## EXERCISE DESCRIPTION
Put the records, starting at the very first line and going on through the line that contains "legend-title: Social Distancing", into a Markdown table with the columns Row and Line, leaving out any blank lines.

[Collection entries]

"""

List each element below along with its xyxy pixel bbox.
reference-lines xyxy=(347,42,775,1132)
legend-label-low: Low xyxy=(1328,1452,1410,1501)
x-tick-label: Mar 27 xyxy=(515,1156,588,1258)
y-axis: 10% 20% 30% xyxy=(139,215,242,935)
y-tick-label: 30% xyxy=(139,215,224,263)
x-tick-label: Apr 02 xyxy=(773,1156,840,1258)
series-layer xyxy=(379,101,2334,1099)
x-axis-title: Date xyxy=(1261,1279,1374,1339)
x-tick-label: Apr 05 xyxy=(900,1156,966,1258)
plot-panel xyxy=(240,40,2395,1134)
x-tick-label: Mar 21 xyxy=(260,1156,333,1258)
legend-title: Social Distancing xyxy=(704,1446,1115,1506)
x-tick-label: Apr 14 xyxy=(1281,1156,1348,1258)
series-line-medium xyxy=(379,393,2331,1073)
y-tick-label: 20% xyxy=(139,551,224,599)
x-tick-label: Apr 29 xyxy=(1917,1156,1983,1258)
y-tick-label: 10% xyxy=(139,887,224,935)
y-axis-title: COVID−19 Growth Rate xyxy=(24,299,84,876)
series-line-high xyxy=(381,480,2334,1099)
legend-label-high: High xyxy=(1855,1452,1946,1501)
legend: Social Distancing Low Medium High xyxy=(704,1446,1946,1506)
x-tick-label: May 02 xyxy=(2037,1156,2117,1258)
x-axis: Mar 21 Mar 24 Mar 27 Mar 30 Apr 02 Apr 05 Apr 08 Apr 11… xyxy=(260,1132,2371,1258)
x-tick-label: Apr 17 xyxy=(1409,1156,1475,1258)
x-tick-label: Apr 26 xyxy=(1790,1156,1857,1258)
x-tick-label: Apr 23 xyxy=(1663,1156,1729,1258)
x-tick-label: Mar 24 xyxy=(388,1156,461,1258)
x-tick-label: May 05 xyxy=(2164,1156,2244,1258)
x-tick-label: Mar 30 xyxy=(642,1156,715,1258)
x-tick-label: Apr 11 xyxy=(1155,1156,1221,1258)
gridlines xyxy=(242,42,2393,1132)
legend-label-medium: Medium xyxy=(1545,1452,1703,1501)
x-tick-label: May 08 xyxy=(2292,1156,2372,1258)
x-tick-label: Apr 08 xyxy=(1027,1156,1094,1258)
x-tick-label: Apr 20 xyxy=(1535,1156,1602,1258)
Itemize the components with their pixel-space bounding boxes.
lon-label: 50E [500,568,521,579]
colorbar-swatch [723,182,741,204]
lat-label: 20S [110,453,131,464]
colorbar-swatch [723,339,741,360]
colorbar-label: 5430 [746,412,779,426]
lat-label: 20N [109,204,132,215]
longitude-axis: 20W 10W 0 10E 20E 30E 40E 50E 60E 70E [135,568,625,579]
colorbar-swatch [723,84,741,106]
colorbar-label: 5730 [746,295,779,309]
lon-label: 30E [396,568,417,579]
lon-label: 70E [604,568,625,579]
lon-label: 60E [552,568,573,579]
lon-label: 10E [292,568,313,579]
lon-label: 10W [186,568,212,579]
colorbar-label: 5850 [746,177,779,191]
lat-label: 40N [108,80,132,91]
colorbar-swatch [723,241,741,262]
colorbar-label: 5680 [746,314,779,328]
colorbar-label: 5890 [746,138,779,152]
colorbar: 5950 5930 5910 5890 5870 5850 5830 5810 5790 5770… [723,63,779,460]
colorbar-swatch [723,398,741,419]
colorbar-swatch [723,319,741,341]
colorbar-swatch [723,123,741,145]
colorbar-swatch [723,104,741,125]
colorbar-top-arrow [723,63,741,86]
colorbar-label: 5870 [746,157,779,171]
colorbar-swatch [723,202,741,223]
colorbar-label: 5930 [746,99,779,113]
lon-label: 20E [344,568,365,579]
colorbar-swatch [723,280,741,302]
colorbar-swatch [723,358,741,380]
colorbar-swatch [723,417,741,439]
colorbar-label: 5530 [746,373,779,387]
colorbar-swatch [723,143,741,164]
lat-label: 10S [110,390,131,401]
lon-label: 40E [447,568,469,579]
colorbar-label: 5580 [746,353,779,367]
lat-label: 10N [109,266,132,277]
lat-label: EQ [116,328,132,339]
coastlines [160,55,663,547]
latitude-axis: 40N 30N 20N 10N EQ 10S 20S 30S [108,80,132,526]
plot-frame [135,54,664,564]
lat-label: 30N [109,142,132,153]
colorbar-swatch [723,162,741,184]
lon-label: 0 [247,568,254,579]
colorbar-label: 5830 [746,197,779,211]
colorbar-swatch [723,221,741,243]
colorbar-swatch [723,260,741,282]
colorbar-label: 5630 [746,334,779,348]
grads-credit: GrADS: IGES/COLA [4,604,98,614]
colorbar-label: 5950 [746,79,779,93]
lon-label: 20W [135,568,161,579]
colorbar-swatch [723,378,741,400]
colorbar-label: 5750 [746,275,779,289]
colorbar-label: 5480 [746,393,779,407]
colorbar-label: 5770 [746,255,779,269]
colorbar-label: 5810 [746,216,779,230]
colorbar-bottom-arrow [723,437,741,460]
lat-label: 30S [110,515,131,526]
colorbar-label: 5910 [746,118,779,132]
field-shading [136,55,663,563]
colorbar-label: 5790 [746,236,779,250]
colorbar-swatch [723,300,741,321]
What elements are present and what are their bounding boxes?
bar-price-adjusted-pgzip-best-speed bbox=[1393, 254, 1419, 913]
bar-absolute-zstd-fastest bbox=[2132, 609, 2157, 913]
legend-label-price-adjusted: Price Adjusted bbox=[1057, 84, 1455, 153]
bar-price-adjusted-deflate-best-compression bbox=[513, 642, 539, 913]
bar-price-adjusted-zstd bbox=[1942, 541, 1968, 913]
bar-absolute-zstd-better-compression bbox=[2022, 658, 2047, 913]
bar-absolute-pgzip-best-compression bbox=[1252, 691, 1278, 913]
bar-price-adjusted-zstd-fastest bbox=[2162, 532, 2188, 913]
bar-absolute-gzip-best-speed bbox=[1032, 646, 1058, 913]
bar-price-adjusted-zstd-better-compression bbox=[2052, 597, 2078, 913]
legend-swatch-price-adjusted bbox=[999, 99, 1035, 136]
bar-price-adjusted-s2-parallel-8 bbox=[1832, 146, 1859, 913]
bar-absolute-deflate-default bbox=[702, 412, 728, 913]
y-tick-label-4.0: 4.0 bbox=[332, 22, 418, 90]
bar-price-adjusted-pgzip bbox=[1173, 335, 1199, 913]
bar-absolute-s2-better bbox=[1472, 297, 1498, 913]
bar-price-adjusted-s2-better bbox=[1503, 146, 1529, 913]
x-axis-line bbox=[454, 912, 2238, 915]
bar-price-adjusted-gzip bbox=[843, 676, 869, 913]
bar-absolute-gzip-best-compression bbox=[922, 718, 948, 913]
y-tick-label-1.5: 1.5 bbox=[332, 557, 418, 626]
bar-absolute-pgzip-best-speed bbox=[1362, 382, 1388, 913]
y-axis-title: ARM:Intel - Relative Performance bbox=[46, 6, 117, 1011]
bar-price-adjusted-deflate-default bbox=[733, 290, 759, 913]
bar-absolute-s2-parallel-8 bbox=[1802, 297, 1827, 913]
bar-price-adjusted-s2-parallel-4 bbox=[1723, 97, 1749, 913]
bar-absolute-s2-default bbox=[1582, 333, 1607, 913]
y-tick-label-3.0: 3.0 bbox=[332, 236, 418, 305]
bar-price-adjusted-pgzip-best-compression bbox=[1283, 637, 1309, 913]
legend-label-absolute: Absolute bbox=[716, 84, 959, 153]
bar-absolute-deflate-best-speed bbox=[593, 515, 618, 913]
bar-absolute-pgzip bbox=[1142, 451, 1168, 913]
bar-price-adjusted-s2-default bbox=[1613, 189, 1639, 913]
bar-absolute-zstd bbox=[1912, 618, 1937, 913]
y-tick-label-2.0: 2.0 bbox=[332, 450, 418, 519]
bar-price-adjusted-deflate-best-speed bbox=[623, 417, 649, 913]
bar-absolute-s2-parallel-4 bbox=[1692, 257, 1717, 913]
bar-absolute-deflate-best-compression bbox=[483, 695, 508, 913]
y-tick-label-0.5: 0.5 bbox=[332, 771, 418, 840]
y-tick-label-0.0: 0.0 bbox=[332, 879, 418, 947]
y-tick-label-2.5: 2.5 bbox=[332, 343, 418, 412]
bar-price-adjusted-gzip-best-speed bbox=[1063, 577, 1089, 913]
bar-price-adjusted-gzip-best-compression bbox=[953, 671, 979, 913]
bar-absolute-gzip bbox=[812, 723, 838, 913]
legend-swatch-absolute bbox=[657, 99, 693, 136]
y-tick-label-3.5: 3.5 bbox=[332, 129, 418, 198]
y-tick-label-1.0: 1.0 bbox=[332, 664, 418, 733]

"""

## RESPONSE FOR THIS EXERCISE
| Row | Line |
|---|---|
| 1 | List each element below along with its xyxy pixel bbox. |
| 2 | reference-lines xyxy=(347,42,775,1132) |
| 3 | legend-label-low: Low xyxy=(1328,1452,1410,1501) |
| 4 | x-tick-label: Mar 27 xyxy=(515,1156,588,1258) |
| 5 | y-axis: 10% 20% 30% xyxy=(139,215,242,935) |
| 6 | y-tick-label: 30% xyxy=(139,215,224,263) |
| 7 | x-tick-label: Apr 02 xyxy=(773,1156,840,1258) |
| 8 | series-layer xyxy=(379,101,2334,1099) |
| 9 | x-axis-title: Date xyxy=(1261,1279,1374,1339) |
| 10 | x-tick-label: Apr 05 xyxy=(900,1156,966,1258) |
| 11 | plot-panel xyxy=(240,40,2395,1134) |
| 12 | x-tick-label: Mar 21 xyxy=(260,1156,333,1258) |
| 13 | legend-title: Social Distancing xyxy=(704,1446,1115,1506) |